▶ Directions
When scanning the data, count every line with "methanolysis" in it, and report only the resulting number.

--- Supplied records Enclosed Below ---

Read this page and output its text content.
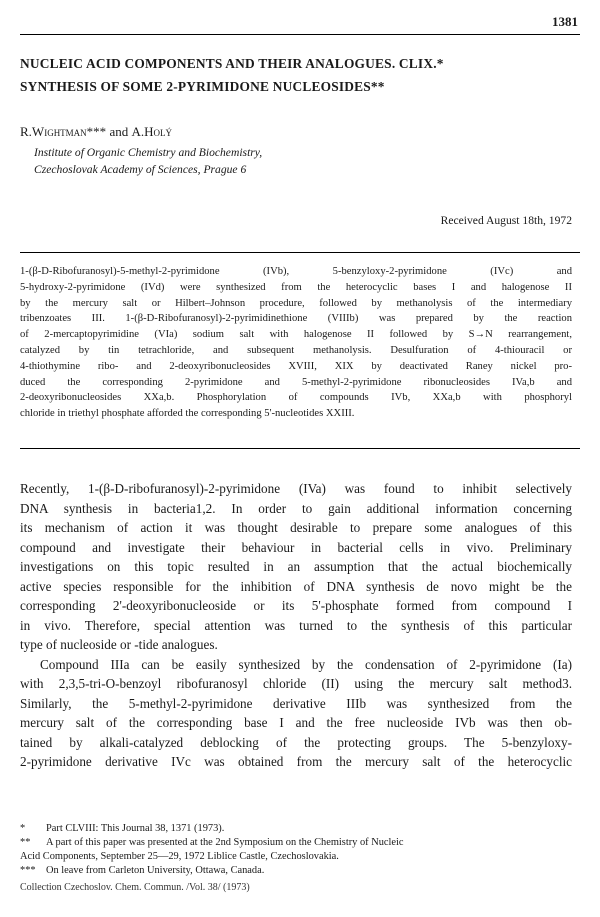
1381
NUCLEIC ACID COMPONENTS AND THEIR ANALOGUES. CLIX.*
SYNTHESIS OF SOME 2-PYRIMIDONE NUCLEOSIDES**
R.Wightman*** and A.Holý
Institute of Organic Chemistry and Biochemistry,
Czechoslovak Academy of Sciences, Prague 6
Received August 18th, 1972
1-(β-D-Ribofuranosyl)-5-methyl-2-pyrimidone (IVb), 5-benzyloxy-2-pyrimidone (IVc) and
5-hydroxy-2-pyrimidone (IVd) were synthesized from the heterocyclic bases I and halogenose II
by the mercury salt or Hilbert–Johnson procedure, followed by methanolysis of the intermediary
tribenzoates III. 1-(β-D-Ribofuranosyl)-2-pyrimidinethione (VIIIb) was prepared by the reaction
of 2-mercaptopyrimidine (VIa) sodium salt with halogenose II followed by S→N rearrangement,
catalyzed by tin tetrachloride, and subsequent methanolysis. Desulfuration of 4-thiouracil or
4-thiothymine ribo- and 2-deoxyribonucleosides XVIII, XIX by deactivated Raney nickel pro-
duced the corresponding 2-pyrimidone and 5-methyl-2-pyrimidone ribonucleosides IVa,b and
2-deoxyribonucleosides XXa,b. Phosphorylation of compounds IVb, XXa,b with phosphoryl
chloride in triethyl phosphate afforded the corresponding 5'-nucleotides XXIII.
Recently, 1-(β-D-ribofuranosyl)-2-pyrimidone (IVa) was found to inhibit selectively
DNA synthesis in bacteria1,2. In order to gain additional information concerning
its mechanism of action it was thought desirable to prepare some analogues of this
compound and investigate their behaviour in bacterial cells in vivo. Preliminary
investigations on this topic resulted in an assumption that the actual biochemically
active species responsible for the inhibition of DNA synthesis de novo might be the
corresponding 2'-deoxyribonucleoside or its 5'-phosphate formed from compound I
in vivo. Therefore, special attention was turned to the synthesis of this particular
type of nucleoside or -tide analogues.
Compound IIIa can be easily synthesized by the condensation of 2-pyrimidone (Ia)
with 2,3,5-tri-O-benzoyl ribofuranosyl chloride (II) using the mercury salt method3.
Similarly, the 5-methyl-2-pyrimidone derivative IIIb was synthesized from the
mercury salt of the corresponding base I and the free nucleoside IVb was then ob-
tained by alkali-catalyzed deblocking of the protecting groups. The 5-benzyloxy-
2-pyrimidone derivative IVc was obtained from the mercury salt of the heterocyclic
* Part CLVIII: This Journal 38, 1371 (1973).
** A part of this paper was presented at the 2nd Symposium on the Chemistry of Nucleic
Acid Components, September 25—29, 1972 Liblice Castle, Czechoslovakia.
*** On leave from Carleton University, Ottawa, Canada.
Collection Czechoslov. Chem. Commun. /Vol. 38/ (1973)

--- End of Enclosed Supplied records ---

▶ The answer
2